TASK GOAL: Return only the number of lines in the entries below that hold the word "type".

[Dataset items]

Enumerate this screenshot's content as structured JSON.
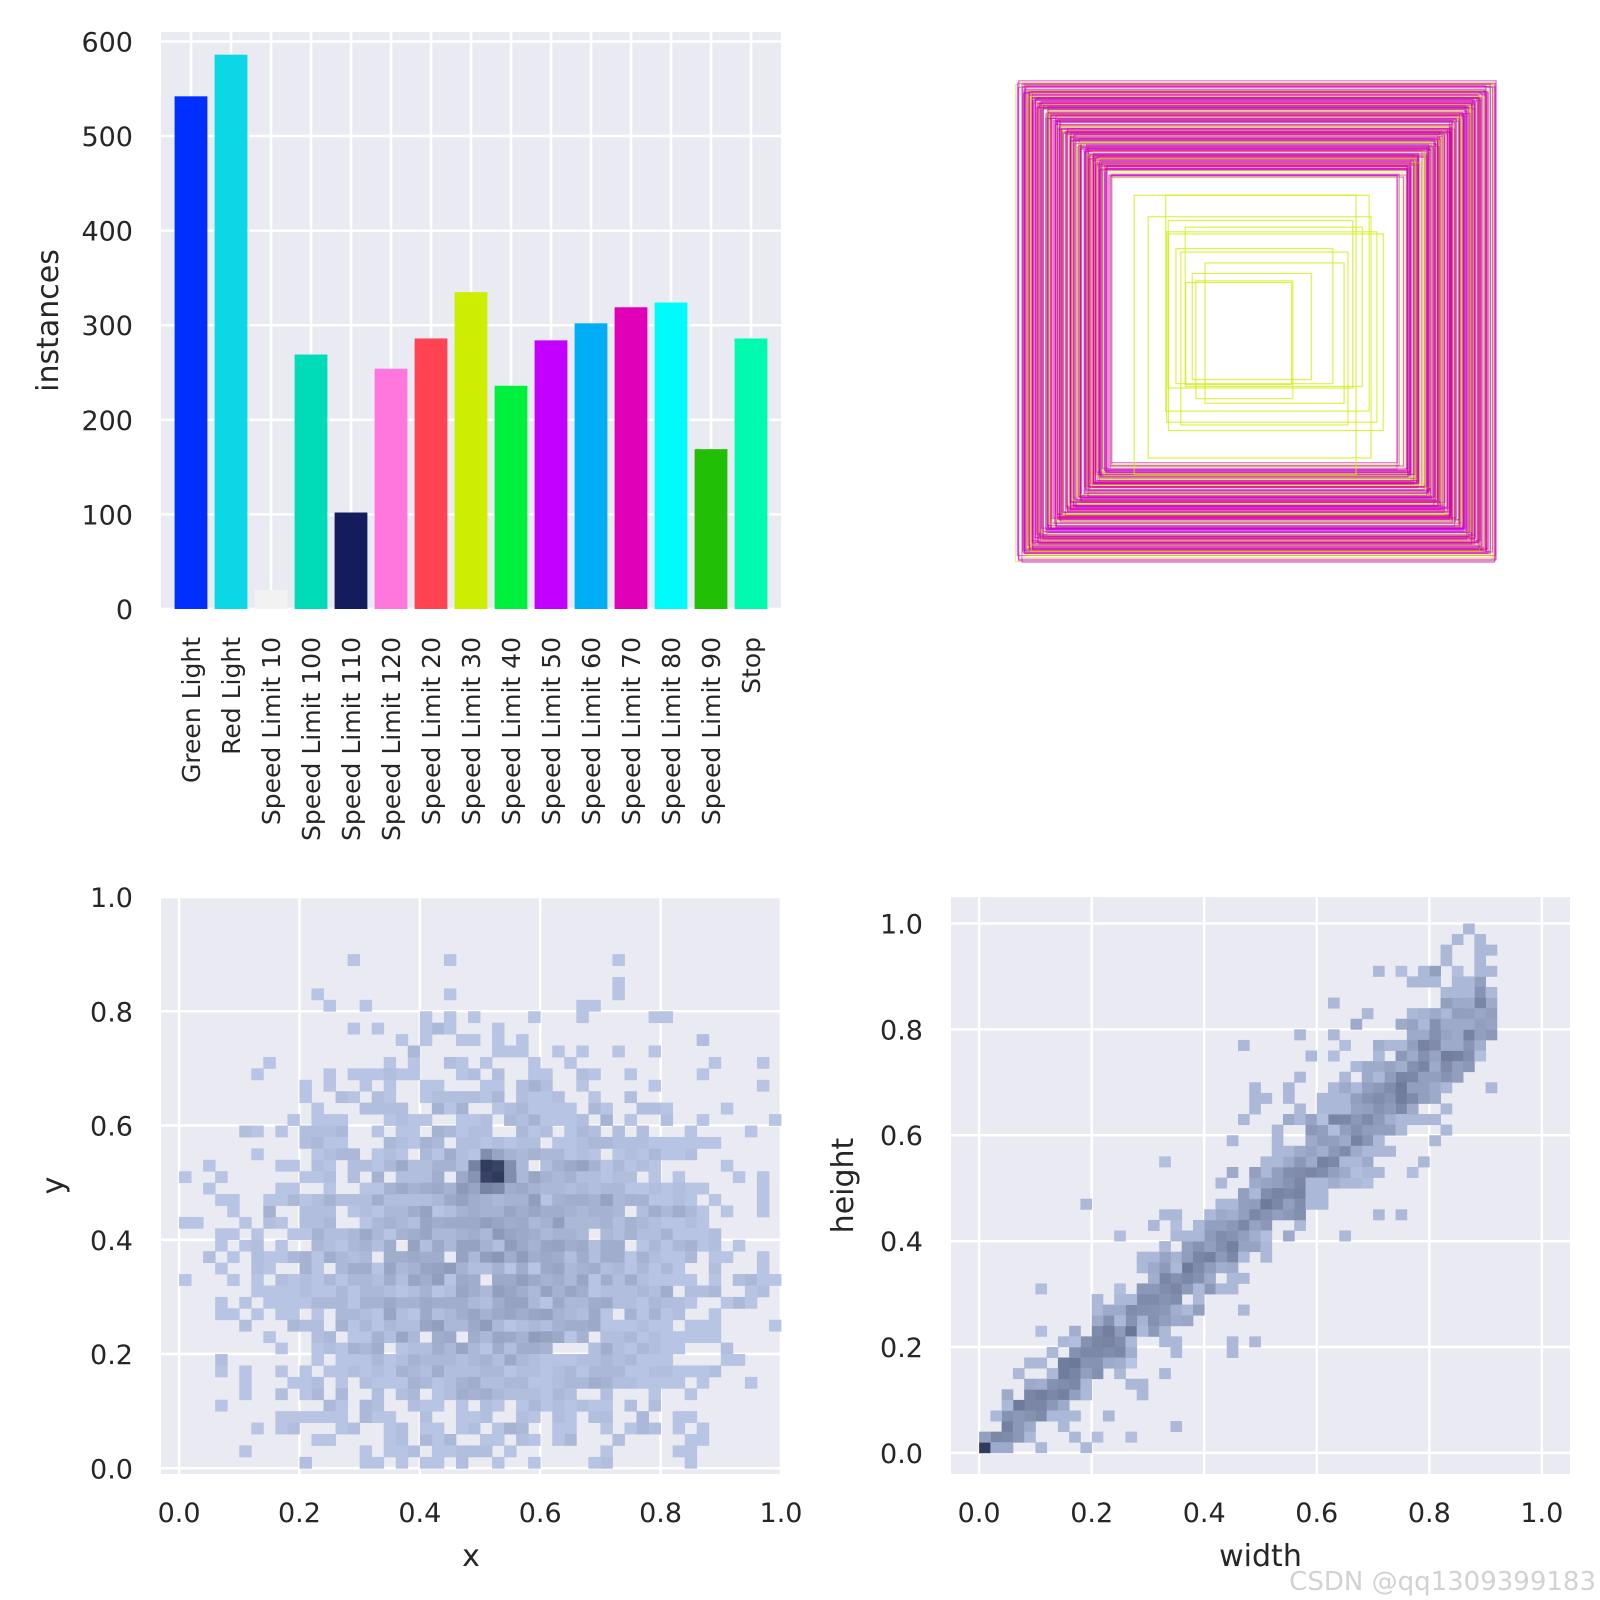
{
  "watermark": "CSDN @qq1309399183",
  "chart_data": [
    {
      "type": "bar",
      "categories": [
        "Green Light",
        "Red Light",
        "Speed Limit 10",
        "Speed Limit 100",
        "Speed Limit 110",
        "Speed Limit 120",
        "Speed Limit 20",
        "Speed Limit 30",
        "Speed Limit 40",
        "Speed Limit 50",
        "Speed Limit 60",
        "Speed Limit 70",
        "Speed Limit 80",
        "Speed Limit 90",
        "Stop"
      ],
      "values": [
        542,
        586,
        20,
        269,
        102,
        254,
        286,
        335,
        236,
        284,
        302,
        319,
        324,
        169,
        286
      ],
      "colors": [
        "#0030ff",
        "#0ad8e6",
        "#f2f2f2",
        "#00dbb8",
        "#141c5e",
        "#ff76dd",
        "#ff4350",
        "#cdee00",
        "#00f03e",
        "#c300ff",
        "#00aef5",
        "#e000b8",
        "#00fbfb",
        "#22bf07",
        "#00fbb0"
      ],
      "ylabel": "instances",
      "xlabel": "",
      "ylim": [
        0,
        610
      ],
      "yticks": [
        0,
        100,
        200,
        300,
        400,
        500,
        600
      ],
      "grid": true
    },
    {
      "type": "other",
      "description_role": "nested bounding boxes",
      "box_colors": [
        "#dd00aa",
        "#cdee00",
        "#ff4350",
        "#c300ff"
      ],
      "widths": [
        0.98,
        0.96,
        0.95,
        0.94,
        0.93,
        0.92,
        0.91,
        0.9,
        0.89,
        0.88,
        0.87,
        0.86,
        0.85,
        0.84,
        0.83,
        0.82,
        0.81,
        0.8,
        0.79,
        0.78,
        0.77,
        0.76,
        0.75,
        0.74,
        0.73,
        0.72,
        0.71,
        0.7,
        0.69,
        0.68,
        0.67,
        0.66,
        0.65,
        0.64,
        0.63,
        0.62,
        0.6
      ],
      "inner_widths": [
        0.5,
        0.48,
        0.45,
        0.42,
        0.4,
        0.38,
        0.36,
        0.34,
        0.3,
        0.28,
        0.25,
        0.22,
        0.2
      ]
    },
    {
      "type": "heatmap",
      "xlabel": "x",
      "ylabel": "y",
      "xlim": [
        -0.03,
        1.0
      ],
      "ylim": [
        -0.01,
        1.0
      ],
      "xticks": [
        "0.0",
        "0.2",
        "0.4",
        "0.6",
        "0.8",
        "1.0"
      ],
      "yticks": [
        "0.0",
        "0.2",
        "0.4",
        "0.6",
        "0.8",
        "1.0"
      ],
      "center": [
        0.52,
        0.52
      ],
      "spread": [
        0.18,
        0.16
      ],
      "grid": true
    },
    {
      "type": "heatmap",
      "xlabel": "width",
      "ylabel": "height",
      "xlim": [
        -0.05,
        1.05
      ],
      "ylim": [
        -0.04,
        1.05
      ],
      "xticks": [
        "0.0",
        "0.2",
        "0.4",
        "0.6",
        "0.8",
        "1.0"
      ],
      "yticks": [
        "0.0",
        "0.2",
        "0.4",
        "0.6",
        "0.8",
        "1.0"
      ],
      "trend": "height ≈ width",
      "grid": true
    }
  ]
}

RESPONSE TO THE EXERCISE: 4